> _Exercise requirements_
Search the material for the word "time" and report each line where it turns up.
=== Listed records ===
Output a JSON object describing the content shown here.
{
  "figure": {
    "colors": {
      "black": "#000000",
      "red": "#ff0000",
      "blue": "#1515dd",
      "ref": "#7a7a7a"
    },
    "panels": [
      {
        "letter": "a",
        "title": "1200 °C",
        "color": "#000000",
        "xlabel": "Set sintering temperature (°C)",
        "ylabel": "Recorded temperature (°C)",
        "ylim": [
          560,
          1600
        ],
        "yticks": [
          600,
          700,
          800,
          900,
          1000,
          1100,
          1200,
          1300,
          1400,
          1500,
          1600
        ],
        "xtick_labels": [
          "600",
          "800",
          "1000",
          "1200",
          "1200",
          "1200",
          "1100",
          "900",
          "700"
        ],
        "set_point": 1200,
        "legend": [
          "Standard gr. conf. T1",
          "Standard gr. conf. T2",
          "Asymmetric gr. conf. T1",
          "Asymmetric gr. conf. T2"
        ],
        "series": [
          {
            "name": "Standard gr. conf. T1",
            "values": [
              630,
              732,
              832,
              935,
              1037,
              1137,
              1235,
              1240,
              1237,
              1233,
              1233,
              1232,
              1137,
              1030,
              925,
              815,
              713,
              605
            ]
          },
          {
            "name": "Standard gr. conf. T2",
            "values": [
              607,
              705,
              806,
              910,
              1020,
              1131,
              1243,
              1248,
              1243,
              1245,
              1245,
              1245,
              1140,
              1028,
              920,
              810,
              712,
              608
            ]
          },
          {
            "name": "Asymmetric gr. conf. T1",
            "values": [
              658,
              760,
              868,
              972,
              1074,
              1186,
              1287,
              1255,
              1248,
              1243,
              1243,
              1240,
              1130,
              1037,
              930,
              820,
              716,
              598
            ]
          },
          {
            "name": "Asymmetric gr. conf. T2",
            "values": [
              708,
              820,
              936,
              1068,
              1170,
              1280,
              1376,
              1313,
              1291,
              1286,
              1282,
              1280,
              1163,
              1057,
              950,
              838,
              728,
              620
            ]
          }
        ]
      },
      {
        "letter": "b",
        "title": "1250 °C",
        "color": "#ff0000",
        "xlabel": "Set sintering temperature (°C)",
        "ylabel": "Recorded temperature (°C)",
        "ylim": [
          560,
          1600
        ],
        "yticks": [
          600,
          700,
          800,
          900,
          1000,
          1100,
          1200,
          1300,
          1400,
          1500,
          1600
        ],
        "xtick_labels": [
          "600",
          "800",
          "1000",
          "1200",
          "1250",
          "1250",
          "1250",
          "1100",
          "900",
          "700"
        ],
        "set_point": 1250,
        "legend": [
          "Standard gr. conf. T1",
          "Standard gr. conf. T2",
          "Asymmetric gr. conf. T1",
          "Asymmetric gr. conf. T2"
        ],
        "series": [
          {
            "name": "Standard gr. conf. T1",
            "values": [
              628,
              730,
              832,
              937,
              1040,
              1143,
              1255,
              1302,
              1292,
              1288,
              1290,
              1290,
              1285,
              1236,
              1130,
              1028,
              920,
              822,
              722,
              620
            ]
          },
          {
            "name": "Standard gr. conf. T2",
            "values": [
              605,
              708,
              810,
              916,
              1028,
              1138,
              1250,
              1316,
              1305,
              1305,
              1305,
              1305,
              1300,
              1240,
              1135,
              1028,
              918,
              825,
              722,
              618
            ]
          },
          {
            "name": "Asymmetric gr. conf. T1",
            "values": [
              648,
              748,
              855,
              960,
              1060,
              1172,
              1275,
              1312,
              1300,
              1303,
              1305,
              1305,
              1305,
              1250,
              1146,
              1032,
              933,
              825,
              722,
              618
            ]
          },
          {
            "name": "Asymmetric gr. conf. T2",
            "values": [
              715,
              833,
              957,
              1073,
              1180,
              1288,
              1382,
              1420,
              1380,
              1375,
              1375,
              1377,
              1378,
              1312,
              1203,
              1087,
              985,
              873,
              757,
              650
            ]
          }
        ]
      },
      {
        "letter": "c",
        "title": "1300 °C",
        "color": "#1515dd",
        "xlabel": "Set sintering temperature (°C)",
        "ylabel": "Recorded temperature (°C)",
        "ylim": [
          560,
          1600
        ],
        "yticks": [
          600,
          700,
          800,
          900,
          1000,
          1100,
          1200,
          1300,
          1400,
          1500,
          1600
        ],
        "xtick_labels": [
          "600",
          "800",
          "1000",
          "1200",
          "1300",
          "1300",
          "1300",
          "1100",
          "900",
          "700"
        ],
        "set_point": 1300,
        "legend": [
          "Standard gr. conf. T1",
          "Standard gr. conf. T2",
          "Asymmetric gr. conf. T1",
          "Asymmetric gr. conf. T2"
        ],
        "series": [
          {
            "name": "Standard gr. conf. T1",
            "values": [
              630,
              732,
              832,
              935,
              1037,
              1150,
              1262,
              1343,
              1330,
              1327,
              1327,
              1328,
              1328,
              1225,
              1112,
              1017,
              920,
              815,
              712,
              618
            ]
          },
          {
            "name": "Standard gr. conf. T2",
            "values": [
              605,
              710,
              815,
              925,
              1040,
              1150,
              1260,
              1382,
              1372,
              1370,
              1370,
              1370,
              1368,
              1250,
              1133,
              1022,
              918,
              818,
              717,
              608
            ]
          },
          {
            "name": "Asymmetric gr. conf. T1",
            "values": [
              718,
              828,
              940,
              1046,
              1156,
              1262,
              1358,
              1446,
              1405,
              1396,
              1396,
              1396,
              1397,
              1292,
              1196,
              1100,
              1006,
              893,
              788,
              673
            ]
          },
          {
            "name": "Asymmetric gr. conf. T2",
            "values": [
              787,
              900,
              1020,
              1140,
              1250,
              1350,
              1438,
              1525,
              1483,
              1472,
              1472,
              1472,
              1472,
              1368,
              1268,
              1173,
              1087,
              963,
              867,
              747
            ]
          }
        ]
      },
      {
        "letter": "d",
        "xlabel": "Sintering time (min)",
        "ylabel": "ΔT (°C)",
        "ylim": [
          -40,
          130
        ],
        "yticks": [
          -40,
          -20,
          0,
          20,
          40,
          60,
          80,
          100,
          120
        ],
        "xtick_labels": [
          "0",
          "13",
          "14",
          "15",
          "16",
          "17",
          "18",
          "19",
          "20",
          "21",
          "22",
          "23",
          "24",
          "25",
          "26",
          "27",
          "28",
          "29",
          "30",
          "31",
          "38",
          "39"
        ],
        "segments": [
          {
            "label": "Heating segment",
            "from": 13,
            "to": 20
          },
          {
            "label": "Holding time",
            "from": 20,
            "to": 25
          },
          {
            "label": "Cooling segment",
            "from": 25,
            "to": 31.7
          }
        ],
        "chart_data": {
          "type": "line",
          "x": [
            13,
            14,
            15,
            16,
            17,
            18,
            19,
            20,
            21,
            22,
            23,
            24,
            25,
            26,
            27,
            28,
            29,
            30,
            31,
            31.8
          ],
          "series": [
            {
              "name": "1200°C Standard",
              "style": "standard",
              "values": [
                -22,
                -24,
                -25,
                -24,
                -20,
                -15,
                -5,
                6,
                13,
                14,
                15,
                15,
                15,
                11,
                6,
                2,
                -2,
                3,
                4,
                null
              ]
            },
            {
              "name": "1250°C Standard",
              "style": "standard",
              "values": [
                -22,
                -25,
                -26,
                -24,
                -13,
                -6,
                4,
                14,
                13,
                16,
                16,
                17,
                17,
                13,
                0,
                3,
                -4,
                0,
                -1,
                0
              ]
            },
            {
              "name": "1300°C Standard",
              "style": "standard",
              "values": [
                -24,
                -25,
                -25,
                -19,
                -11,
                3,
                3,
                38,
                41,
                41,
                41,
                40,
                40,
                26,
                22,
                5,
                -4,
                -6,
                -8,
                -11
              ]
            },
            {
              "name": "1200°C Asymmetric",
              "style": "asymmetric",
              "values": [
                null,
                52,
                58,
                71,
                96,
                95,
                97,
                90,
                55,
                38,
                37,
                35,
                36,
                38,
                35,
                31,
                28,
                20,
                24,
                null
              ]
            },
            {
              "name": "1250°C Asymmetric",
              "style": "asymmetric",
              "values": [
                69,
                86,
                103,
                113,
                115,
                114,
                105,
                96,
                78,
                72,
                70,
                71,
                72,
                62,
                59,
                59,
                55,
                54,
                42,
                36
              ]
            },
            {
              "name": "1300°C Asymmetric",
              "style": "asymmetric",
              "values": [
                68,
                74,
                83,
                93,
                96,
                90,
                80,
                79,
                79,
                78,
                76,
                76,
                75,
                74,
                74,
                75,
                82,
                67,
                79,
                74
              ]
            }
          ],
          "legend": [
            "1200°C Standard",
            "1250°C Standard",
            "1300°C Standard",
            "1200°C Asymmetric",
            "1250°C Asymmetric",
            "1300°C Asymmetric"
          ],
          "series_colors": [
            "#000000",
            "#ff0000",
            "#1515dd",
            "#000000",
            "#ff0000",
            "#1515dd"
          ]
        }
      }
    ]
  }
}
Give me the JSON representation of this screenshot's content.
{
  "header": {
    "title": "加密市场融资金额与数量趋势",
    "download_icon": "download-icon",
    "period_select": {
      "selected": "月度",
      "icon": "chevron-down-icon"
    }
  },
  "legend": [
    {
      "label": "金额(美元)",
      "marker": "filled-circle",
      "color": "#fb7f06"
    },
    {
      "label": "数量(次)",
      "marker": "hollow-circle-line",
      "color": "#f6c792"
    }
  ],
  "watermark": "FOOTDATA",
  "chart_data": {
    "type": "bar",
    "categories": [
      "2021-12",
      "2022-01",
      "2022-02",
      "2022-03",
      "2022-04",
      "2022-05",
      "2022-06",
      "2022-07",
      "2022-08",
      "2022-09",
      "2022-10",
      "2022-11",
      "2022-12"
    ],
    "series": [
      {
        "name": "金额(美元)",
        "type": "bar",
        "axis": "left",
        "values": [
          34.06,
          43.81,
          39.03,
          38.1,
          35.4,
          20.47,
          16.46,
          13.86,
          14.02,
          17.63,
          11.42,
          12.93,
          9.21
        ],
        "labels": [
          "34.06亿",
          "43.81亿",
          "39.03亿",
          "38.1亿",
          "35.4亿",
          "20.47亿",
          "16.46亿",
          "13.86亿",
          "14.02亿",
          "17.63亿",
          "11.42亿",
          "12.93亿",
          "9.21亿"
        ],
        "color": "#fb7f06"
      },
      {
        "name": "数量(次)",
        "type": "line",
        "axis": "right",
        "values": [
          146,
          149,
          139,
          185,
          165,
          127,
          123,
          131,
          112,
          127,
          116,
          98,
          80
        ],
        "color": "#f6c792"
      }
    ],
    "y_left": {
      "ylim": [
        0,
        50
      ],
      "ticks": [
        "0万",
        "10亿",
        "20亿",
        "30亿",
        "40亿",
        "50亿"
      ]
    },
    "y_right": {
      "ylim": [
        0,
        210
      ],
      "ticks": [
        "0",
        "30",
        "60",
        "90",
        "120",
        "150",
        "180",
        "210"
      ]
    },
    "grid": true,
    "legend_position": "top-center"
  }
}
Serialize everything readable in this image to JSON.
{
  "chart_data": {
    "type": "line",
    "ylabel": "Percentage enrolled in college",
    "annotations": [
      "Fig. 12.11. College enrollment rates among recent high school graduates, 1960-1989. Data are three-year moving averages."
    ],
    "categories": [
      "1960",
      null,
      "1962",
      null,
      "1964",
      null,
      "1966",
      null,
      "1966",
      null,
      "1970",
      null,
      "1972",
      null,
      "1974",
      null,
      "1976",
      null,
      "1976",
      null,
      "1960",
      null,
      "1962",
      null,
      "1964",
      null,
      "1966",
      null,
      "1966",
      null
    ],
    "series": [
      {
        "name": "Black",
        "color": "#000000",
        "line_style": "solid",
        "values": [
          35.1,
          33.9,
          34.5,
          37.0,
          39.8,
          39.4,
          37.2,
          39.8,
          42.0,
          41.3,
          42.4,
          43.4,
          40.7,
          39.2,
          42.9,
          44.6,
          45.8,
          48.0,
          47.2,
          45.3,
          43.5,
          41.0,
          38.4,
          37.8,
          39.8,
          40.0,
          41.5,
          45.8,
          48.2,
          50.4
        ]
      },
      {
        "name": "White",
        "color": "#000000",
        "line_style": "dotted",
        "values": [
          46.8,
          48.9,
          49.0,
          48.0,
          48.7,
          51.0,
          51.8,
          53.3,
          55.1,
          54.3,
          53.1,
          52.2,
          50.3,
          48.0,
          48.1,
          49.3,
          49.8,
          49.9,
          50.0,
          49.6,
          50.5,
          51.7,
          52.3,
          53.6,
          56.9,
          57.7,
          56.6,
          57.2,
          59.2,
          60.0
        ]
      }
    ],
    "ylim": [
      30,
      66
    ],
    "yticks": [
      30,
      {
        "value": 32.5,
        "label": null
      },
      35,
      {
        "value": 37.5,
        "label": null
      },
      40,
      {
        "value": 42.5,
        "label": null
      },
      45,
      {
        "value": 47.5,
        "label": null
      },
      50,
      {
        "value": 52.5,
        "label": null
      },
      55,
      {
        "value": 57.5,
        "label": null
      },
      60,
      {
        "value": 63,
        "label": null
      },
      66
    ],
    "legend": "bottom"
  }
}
===
> _Solution to the exercise_
        "xlabel": "Sintering time (min)",
            "label": "Holding time",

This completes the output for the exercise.